■ **Exercise goal**
Give the number of lines in the listing that hold the word "息税前正常营业利润". Write nothing but that number.

■ **The data**

══════

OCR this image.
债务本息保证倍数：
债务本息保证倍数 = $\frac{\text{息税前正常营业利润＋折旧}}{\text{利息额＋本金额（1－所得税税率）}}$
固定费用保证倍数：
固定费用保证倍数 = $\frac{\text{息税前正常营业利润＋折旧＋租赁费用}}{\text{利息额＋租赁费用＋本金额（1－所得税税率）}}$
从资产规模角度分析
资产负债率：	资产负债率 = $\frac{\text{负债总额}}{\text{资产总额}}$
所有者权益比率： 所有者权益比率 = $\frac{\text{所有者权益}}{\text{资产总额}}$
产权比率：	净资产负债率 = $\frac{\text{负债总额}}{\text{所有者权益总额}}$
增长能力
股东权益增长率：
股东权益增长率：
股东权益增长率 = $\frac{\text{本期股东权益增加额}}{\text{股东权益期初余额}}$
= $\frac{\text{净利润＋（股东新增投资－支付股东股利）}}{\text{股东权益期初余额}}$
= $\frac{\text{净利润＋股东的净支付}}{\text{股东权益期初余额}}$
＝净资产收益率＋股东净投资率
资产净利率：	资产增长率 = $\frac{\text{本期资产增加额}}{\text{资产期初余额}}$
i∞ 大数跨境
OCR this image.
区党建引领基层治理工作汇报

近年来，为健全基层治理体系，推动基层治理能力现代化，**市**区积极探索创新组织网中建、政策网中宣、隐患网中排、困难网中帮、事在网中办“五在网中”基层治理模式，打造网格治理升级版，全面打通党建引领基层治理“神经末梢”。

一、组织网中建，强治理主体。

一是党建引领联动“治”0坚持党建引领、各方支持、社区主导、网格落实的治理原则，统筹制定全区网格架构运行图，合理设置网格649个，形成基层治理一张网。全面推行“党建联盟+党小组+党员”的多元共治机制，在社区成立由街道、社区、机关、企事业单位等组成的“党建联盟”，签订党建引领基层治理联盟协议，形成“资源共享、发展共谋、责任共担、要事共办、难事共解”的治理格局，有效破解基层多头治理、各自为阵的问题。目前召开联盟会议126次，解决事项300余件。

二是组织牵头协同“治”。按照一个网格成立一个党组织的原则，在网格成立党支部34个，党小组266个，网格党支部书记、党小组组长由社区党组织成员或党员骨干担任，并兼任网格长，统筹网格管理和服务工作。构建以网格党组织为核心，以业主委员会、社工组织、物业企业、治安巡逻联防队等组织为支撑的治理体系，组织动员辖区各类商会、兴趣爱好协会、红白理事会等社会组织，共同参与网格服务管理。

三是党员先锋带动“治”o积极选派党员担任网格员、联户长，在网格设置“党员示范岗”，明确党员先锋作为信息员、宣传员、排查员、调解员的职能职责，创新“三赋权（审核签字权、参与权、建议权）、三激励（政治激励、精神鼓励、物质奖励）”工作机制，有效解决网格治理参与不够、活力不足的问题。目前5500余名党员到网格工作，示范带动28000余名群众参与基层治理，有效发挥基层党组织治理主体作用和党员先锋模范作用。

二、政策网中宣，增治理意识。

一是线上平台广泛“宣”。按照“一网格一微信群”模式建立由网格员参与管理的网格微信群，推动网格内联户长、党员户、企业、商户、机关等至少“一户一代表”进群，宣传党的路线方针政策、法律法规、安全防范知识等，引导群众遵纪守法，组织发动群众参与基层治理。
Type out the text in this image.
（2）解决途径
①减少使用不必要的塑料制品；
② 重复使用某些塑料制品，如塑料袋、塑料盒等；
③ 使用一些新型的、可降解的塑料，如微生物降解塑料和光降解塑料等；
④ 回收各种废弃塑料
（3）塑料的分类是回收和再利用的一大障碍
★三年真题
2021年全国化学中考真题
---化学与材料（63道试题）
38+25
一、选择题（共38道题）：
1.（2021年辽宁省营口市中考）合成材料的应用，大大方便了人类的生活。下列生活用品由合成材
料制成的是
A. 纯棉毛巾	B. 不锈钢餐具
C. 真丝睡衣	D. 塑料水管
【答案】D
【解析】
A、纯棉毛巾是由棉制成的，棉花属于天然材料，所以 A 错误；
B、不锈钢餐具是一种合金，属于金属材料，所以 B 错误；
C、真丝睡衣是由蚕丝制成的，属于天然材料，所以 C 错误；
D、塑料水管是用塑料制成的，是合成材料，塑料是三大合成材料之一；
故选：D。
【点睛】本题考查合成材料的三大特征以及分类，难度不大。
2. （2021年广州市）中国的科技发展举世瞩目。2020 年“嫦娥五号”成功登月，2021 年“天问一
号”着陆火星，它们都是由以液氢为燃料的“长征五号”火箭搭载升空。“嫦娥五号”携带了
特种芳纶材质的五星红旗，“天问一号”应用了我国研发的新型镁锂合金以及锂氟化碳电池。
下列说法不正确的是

══════

■ **Finished exercise**
2